*Problem statement*
Scan the data and please report how many lines include the word "darnach". Leave out everything but the number.

START Excerpted records

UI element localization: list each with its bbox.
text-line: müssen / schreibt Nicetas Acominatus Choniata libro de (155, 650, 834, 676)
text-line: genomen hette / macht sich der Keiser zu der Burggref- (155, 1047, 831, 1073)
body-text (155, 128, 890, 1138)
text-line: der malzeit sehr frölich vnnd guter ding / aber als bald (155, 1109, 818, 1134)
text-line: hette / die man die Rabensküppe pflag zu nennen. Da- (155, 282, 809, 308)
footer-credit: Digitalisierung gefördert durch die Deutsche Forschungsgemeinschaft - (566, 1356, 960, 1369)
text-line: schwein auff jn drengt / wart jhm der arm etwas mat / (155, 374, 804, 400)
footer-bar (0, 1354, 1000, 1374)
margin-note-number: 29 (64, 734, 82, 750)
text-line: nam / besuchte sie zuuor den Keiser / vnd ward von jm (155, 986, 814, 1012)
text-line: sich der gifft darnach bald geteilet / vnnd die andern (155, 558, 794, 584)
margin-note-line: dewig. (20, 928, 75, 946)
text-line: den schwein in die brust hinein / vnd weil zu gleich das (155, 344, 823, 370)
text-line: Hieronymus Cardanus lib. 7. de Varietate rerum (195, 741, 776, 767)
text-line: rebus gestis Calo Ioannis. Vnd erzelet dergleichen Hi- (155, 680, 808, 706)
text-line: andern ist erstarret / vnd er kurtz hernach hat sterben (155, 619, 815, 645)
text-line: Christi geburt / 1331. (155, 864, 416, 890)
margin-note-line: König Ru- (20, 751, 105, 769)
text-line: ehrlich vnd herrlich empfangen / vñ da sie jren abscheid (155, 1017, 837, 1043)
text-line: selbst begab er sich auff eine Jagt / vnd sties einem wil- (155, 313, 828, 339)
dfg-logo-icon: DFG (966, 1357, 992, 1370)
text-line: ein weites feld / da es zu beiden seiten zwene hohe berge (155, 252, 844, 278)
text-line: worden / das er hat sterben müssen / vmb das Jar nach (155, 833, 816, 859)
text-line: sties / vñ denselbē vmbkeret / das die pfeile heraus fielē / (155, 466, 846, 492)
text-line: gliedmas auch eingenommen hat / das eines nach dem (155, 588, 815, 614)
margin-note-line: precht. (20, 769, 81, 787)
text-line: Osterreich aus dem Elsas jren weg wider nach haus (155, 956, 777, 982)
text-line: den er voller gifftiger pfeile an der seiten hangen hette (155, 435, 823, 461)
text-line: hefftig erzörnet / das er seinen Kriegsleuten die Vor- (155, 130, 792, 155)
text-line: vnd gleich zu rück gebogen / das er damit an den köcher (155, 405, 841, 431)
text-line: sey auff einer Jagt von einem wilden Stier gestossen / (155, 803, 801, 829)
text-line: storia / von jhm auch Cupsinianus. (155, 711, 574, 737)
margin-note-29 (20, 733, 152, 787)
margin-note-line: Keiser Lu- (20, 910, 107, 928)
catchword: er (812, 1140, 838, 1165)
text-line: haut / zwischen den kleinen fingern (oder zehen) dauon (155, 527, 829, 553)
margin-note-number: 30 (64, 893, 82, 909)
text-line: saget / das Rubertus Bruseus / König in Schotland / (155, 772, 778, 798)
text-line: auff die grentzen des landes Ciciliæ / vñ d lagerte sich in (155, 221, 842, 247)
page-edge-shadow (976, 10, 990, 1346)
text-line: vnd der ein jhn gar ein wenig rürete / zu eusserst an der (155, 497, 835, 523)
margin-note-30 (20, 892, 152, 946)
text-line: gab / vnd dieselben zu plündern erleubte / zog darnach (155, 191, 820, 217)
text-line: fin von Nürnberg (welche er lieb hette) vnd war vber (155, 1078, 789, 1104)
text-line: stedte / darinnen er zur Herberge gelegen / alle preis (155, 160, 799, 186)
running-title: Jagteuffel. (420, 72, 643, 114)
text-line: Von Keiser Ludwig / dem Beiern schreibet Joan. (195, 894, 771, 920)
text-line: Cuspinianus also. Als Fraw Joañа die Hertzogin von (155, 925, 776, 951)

END Excerpted records

*Problem solution*
2